- WHAT IS ASKED: In the listing that follows, count every line with the word "SYSTEM" in it and write only the total.

- SOURCE DATA:
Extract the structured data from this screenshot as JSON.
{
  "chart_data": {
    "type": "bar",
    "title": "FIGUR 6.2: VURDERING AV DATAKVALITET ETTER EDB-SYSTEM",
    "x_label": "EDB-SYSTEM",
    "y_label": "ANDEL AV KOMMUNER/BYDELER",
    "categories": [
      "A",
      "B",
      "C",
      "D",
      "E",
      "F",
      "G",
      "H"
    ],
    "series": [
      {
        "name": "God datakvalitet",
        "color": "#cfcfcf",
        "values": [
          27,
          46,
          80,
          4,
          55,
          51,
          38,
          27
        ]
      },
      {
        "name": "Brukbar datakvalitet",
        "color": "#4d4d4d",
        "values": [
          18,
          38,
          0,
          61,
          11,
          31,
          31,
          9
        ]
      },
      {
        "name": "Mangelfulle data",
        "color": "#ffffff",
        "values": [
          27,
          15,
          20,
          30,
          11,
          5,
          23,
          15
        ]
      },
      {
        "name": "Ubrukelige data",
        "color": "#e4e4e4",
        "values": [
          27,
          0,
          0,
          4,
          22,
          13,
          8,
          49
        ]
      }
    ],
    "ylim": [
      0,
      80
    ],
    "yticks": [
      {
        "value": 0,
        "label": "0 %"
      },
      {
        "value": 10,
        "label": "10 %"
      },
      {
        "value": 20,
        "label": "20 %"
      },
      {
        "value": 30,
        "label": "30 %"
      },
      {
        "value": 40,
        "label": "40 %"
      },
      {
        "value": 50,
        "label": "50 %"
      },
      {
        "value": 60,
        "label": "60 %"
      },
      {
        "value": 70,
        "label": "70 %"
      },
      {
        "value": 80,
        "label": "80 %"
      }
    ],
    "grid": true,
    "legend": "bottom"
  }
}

...

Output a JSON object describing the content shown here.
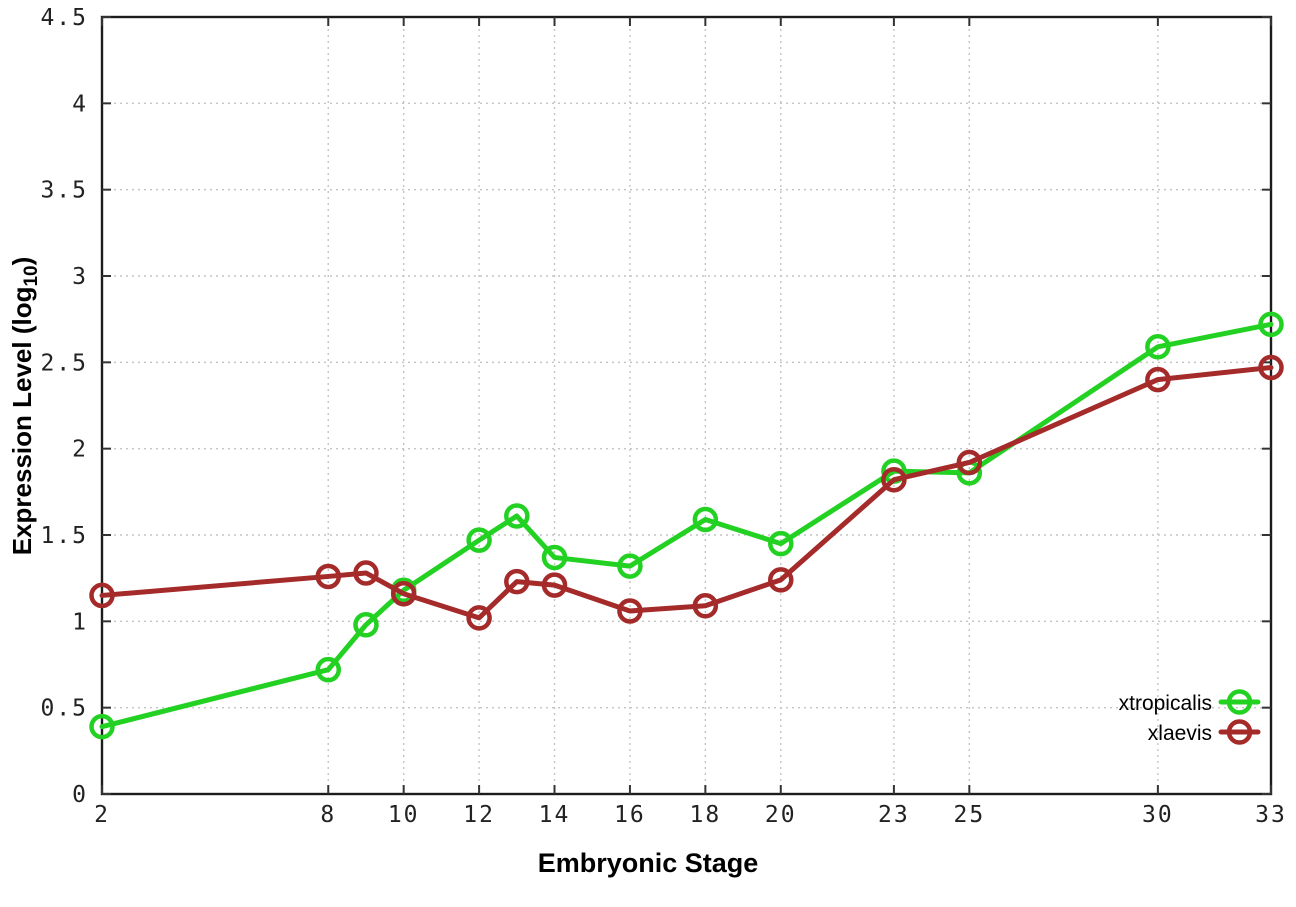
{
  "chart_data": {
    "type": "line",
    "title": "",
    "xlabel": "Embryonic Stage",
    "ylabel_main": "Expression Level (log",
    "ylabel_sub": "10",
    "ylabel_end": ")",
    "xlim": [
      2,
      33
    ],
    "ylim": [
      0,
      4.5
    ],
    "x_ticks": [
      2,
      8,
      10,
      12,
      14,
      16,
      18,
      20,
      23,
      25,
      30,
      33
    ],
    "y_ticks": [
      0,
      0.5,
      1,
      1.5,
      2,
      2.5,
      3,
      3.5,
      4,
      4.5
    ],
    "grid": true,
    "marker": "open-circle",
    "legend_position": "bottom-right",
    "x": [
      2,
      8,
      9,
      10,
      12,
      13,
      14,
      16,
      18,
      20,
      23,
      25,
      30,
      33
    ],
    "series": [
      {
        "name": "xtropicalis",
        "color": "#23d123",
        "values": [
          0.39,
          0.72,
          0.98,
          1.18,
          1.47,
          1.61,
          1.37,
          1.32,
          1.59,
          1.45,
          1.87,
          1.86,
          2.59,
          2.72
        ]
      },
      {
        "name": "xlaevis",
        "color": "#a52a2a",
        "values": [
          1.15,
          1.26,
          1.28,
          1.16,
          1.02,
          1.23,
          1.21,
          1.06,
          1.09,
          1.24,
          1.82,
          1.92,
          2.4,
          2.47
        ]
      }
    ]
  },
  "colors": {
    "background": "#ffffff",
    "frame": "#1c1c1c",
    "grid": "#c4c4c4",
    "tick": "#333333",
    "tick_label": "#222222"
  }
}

--

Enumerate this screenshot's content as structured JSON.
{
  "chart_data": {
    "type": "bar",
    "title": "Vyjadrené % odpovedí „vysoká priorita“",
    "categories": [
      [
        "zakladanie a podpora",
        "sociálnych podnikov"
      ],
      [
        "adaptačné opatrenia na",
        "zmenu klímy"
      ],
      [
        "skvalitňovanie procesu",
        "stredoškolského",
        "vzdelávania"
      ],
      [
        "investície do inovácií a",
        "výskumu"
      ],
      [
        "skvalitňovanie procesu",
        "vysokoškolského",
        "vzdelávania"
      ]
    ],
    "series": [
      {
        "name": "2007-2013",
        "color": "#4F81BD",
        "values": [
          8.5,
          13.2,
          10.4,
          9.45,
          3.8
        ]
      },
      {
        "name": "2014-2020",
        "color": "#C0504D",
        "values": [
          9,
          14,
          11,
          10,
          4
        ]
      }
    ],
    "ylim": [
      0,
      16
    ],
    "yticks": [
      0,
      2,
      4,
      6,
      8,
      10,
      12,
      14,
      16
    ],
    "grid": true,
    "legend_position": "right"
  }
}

- SOLUTION FOR THIS PROBLEM: 2